» Stated goal
Output a single figure: the number of lines in which the word "title" appears.

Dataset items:

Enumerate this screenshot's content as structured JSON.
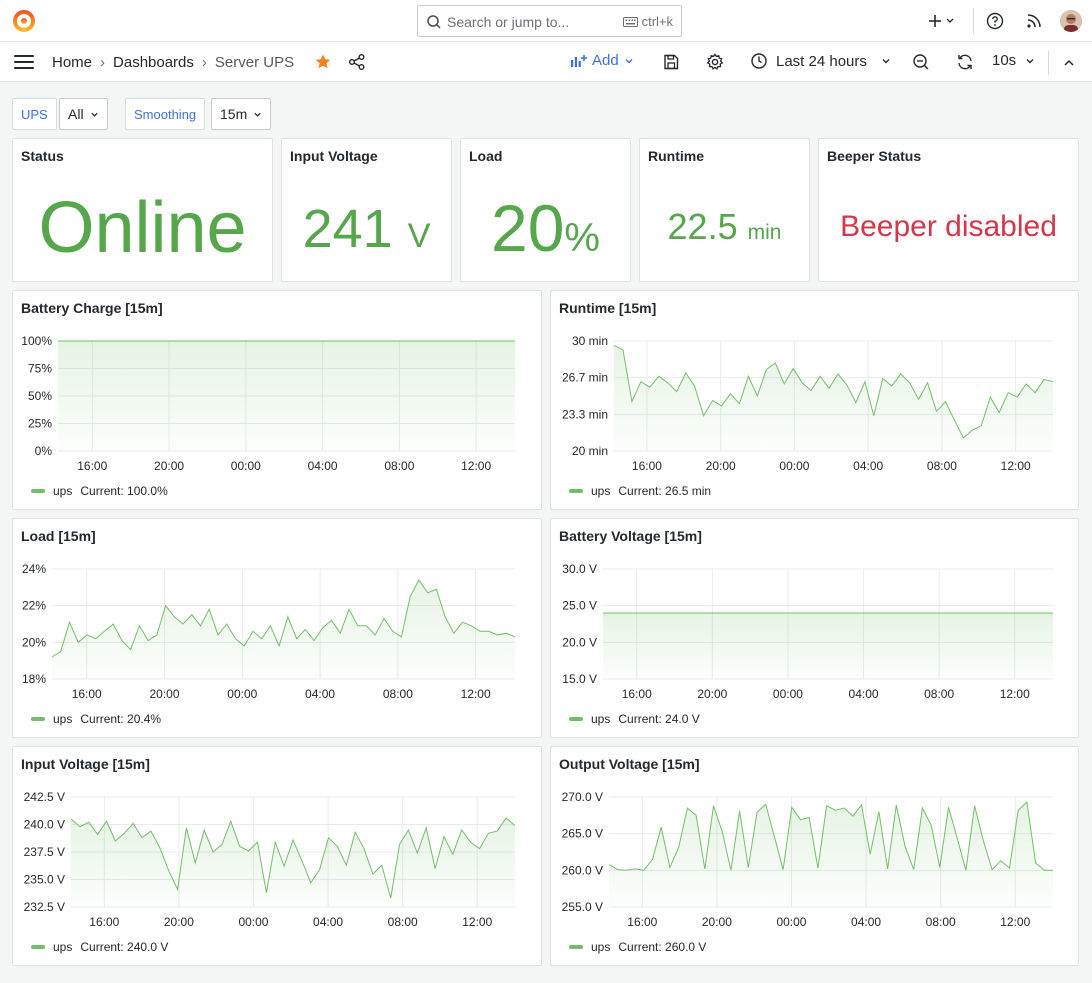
{
  "topbar": {
    "search_placeholder": "Search or jump to...",
    "search_shortcut": "ctrl+k",
    "icons": [
      "grafana-logo-icon",
      "search-icon",
      "keyboard-icon",
      "plus-icon",
      "help-icon",
      "rss-icon",
      "avatar"
    ]
  },
  "nav": {
    "breadcrumbs": [
      "Home",
      "Dashboards",
      "Server UPS"
    ],
    "add_label": "Add",
    "time_range": "Last 24 hours",
    "refresh_interval": "10s"
  },
  "variables": {
    "ups_label": "UPS",
    "ups_value": "All",
    "smoothing_label": "Smoothing",
    "smoothing_value": "15m"
  },
  "stats": {
    "status": {
      "title": "Status",
      "value": "Online",
      "color": "#56a64b"
    },
    "input_voltage": {
      "title": "Input Voltage",
      "value": "241",
      "unit": "V",
      "color": "#56a64b"
    },
    "load": {
      "title": "Load",
      "value": "20",
      "unit": "%",
      "color": "#56a64b"
    },
    "runtime": {
      "title": "Runtime",
      "value": "22.5",
      "unit": "min",
      "color": "#56a64b"
    },
    "beeper": {
      "title": "Beeper Status",
      "value": "Beeper disabled",
      "color": "#d63649"
    }
  },
  "chart_data": [
    {
      "type": "line",
      "title": "Battery Charge [15m]",
      "x_ticks": [
        "16:00",
        "20:00",
        "00:00",
        "04:00",
        "08:00",
        "12:00"
      ],
      "y_ticks": [
        "100%",
        "75%",
        "50%",
        "25%",
        "0%"
      ],
      "ylim": [
        0,
        100
      ],
      "series": [
        {
          "name": "ups",
          "values": [
            100,
            100,
            100,
            100,
            100,
            100,
            100,
            100,
            100,
            100,
            100,
            100,
            100,
            100,
            100,
            100,
            100,
            100,
            100,
            100,
            100,
            100,
            100,
            100
          ],
          "color": "#73bf69"
        }
      ],
      "legend": {
        "name": "ups",
        "current": "Current: 100.0%"
      }
    },
    {
      "type": "line",
      "title": "Runtime [15m]",
      "x_ticks": [
        "16:00",
        "20:00",
        "00:00",
        "04:00",
        "08:00",
        "12:00"
      ],
      "y_ticks": [
        "30 min",
        "26.7 min",
        "23.3 min",
        "20 min"
      ],
      "ylim": [
        20,
        30
      ],
      "series": [
        {
          "name": "ups",
          "values": [
            29.6,
            29.2,
            24.5,
            26.3,
            25.8,
            26.8,
            26.2,
            25.4,
            27.1,
            25.9,
            23.2,
            24.6,
            24.1,
            25.2,
            24.3,
            26.8,
            25.0,
            27.4,
            28.0,
            26.1,
            27.5,
            26.2,
            25.5,
            26.8,
            25.7,
            27.0,
            26.0,
            24.4,
            26.3,
            23.2,
            26.6,
            25.9,
            27.0,
            26.2,
            24.7,
            26.2,
            23.6,
            24.5,
            22.8,
            21.2,
            21.9,
            22.3,
            24.9,
            23.5,
            25.3,
            24.9,
            26.1,
            25.3,
            26.5,
            26.3
          ],
          "color": "#73bf69"
        }
      ],
      "legend": {
        "name": "ups",
        "current": "Current: 26.5 min"
      }
    },
    {
      "type": "line",
      "title": "Load [15m]",
      "x_ticks": [
        "16:00",
        "20:00",
        "00:00",
        "04:00",
        "08:00",
        "12:00"
      ],
      "y_ticks": [
        "24%",
        "22%",
        "20%",
        "18%"
      ],
      "ylim": [
        18,
        24
      ],
      "series": [
        {
          "name": "ups",
          "values": [
            19.2,
            19.5,
            21.1,
            20.0,
            20.4,
            20.2,
            20.6,
            21.0,
            20.1,
            19.6,
            20.9,
            20.1,
            20.4,
            22.0,
            21.4,
            21.0,
            21.5,
            20.9,
            21.8,
            20.4,
            21.0,
            20.2,
            19.8,
            20.6,
            20.2,
            20.9,
            19.8,
            21.4,
            20.2,
            20.7,
            20.1,
            20.8,
            21.2,
            20.5,
            21.8,
            20.9,
            20.9,
            20.4,
            21.3,
            20.6,
            20.3,
            22.5,
            23.4,
            22.7,
            22.9,
            21.4,
            20.5,
            21.1,
            20.9,
            20.6,
            20.6,
            20.4,
            20.5,
            20.3
          ],
          "color": "#73bf69"
        }
      ],
      "legend": {
        "name": "ups",
        "current": "Current: 20.4%"
      }
    },
    {
      "type": "line",
      "title": "Battery Voltage [15m]",
      "x_ticks": [
        "16:00",
        "20:00",
        "00:00",
        "04:00",
        "08:00",
        "12:00"
      ],
      "y_ticks": [
        "30.0 V",
        "25.0 V",
        "20.0 V",
        "15.0 V"
      ],
      "ylim": [
        15,
        30
      ],
      "series": [
        {
          "name": "ups",
          "values": [
            24,
            24,
            24,
            24,
            24,
            24,
            24,
            24,
            24,
            24,
            24,
            24,
            24,
            24,
            24,
            24,
            24,
            24,
            24,
            24
          ],
          "color": "#73bf69"
        }
      ],
      "legend": {
        "name": "ups",
        "current": "Current: 24.0 V"
      }
    },
    {
      "type": "line",
      "title": "Input Voltage [15m]",
      "x_ticks": [
        "16:00",
        "20:00",
        "00:00",
        "04:00",
        "08:00",
        "12:00"
      ],
      "y_ticks": [
        "242.5 V",
        "240.0 V",
        "237.5 V",
        "235.0 V",
        "232.5 V"
      ],
      "ylim": [
        232.5,
        242.5
      ],
      "series": [
        {
          "name": "ups",
          "values": [
            240.5,
            239.8,
            240.2,
            239.1,
            240.3,
            238.5,
            239.2,
            240.1,
            238.8,
            239.4,
            237.9,
            235.8,
            234.1,
            239.7,
            236.5,
            239.5,
            237.5,
            238.2,
            240.3,
            238.0,
            237.6,
            238.4,
            233.8,
            238.4,
            236.2,
            238.6,
            236.7,
            234.7,
            235.9,
            238.8,
            238.0,
            236.3,
            239.3,
            237.8,
            235.5,
            236.3,
            233.3,
            238.2,
            239.5,
            237.4,
            239.7,
            236.0,
            238.9,
            237.3,
            239.5,
            238.4,
            237.8,
            239.2,
            239.4,
            240.6,
            239.9
          ],
          "color": "#73bf69"
        }
      ],
      "legend": {
        "name": "ups",
        "current": "Current: 240.0 V"
      }
    },
    {
      "type": "line",
      "title": "Output Voltage [15m]",
      "x_ticks": [
        "16:00",
        "20:00",
        "00:00",
        "04:00",
        "08:00",
        "12:00"
      ],
      "y_ticks": [
        "270.0 V",
        "265.0 V",
        "260.0 V",
        "255.0 V"
      ],
      "ylim": [
        255,
        270
      ],
      "series": [
        {
          "name": "ups",
          "values": [
            260.8,
            260.1,
            260.0,
            260.2,
            260.0,
            261.5,
            265.9,
            260.4,
            263.1,
            268.5,
            267.5,
            260.2,
            268.8,
            265.3,
            260.0,
            268.1,
            260.4,
            267.9,
            269.0,
            264.6,
            260.1,
            268.6,
            266.9,
            267.2,
            260.3,
            268.8,
            268.2,
            268.5,
            267.4,
            268.9,
            262.2,
            268.0,
            260.2,
            268.9,
            263.3,
            260.1,
            268.5,
            266.2,
            260.4,
            268.6,
            264.4,
            260.0,
            268.8,
            264.0,
            260.1,
            261.3,
            260.3,
            268.2,
            269.3,
            261.0,
            260.0,
            260.0
          ],
          "color": "#73bf69"
        }
      ],
      "legend": {
        "name": "ups",
        "current": "Current: 260.0 V"
      }
    }
  ]
}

» The output
11